SHORT TASK: All of the data that follows should be retyped exactly, please, except the pictures.

PROVIDED MATERIAL:
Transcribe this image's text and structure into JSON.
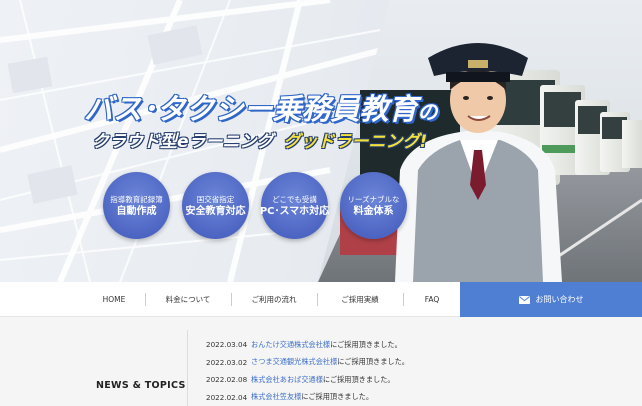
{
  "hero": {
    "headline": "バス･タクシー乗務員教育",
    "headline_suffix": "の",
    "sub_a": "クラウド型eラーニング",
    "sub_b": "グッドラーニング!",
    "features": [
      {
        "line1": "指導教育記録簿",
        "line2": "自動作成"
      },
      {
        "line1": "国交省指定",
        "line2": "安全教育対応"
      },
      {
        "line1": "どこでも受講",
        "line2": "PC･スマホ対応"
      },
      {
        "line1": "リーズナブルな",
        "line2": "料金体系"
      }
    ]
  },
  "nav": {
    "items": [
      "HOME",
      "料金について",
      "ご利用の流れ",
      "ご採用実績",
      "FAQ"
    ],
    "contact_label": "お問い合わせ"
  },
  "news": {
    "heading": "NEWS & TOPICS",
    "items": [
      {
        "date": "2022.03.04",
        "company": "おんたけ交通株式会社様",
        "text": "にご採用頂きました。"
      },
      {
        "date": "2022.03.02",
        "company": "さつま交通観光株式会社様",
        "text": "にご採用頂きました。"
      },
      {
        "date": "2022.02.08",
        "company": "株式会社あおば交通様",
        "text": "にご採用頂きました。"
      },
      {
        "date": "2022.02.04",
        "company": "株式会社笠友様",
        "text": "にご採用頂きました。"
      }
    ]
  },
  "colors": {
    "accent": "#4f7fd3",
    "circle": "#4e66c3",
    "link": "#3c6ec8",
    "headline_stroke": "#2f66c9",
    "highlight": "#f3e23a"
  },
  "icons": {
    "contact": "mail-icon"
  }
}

RIGHT ANSWER:
Transcribe this image's text and structure into JSON.
{
  "hero": {
    "headline": "バス･タクシー乗務員教育",
    "headline_suffix": "の",
    "sub_a": "クラウド型eラーニング",
    "sub_b": "グッドラーニング!",
    "features": [
      {
        "line1": "指導教育記録簿",
        "line2": "自動作成"
      },
      {
        "line1": "国交省指定",
        "line2": "安全教育対応"
      },
      {
        "line1": "どこでも受講",
        "line2": "PC･スマホ対応"
      },
      {
        "line1": "リーズナブルな",
        "line2": "料金体系"
      }
    ]
  },
  "nav": {
    "items": [
      "HOME",
      "料金について",
      "ご利用の流れ",
      "ご採用実績",
      "FAQ"
    ],
    "contact_label": "お問い合わせ"
  },
  "news": {
    "heading": "NEWS & TOPICS",
    "items": [
      {
        "date": "2022.03.04",
        "company": "おんたけ交通株式会社様",
        "text": "にご採用頂きました。"
      },
      {
        "date": "2022.03.02",
        "company": "さつま交通観光株式会社様",
        "text": "にご採用頂きました。"
      },
      {
        "date": "2022.02.08",
        "company": "株式会社あおば交通様",
        "text": "にご採用頂きました。"
      },
      {
        "date": "2022.02.04",
        "company": "株式会社笠友様",
        "text": "にご採用頂きました。"
      }
    ]
  },
  "colors": {
    "accent": "#4f7fd3",
    "circle": "#4e66c3",
    "link": "#3c6ec8",
    "headline_stroke": "#2f66c9",
    "highlight": "#f3e23a"
  },
  "icons": {
    "contact": "mail-icon"
  }
}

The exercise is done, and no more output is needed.